■ Problem requirements
Output all lines exactly, with nothing added or dropped.

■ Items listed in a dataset
** Start **

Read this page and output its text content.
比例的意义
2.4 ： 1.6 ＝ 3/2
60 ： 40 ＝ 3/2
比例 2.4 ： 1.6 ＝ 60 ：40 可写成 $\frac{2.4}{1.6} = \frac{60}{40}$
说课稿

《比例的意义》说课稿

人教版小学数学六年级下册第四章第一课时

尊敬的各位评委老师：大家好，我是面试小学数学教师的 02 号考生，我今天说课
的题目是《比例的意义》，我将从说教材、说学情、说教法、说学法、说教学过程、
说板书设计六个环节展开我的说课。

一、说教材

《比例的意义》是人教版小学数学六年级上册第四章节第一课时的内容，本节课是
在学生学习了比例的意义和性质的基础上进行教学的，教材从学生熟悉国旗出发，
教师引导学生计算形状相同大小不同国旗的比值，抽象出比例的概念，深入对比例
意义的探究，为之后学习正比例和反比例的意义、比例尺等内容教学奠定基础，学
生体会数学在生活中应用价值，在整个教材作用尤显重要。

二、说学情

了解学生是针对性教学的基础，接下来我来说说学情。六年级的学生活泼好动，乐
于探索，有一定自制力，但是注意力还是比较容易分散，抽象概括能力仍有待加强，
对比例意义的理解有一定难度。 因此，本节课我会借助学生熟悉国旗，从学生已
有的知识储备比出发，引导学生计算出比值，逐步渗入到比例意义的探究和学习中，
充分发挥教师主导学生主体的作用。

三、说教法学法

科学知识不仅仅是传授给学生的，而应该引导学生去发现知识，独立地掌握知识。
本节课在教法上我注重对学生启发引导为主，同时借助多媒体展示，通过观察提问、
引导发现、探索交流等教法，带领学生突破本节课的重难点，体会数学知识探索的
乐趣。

** End **

■ Written response
Read this page and output its text content.
比例的意义
2.4 ： 1.6 ＝ 3/2
60 ： 40 ＝ 3/2
比例 2.4 ： 1.6 ＝ 60 ：40 可写成 $\frac{2.4}{1.6} = \frac{60}{40}$
说课稿

《比例的意义》说课稿

人教版小学数学六年级下册第四章第一课时

尊敬的各位评委老师：大家好，我是面试小学数学教师的 02 号考生，我今天说课
的题目是《比例的意义》，我将从说教材、说学情、说教法、说学法、说教学过程、
说板书设计六个环节展开我的说课。

一、说教材

《比例的意义》是人教版小学数学六年级上册第四章节第一课时的内容，本节课是
在学生学习了比例的意义和性质的基础上进行教学的，教材从学生熟悉国旗出发，
教师引导学生计算形状相同大小不同国旗的比值，抽象出比例的概念，深入对比例
意义的探究，为之后学习正比例和反比例的意义、比例尺等内容教学奠定基础，学
生体会数学在生活中应用价值，在整个教材作用尤显重要。

二、说学情

了解学生是针对性教学的基础，接下来我来说说学情。六年级的学生活泼好动，乐
于探索，有一定自制力，但是注意力还是比较容易分散，抽象概括能力仍有待加强，
对比例意义的理解有一定难度。 因此，本节课我会借助学生熟悉国旗，从学生已
有的知识储备比出发，引导学生计算出比值，逐步渗入到比例意义的探究和学习中，
充分发挥教师主导学生主体的作用。

三、说教法学法

科学知识不仅仅是传授给学生的，而应该引导学生去发现知识，独立地掌握知识。
本节课在教法上我注重对学生启发引导为主，同时借助多媒体展示，通过观察提问、
引导发现、探索交流等教法，带领学生突破本节课的重难点，体会数学知识探索的
乐趣。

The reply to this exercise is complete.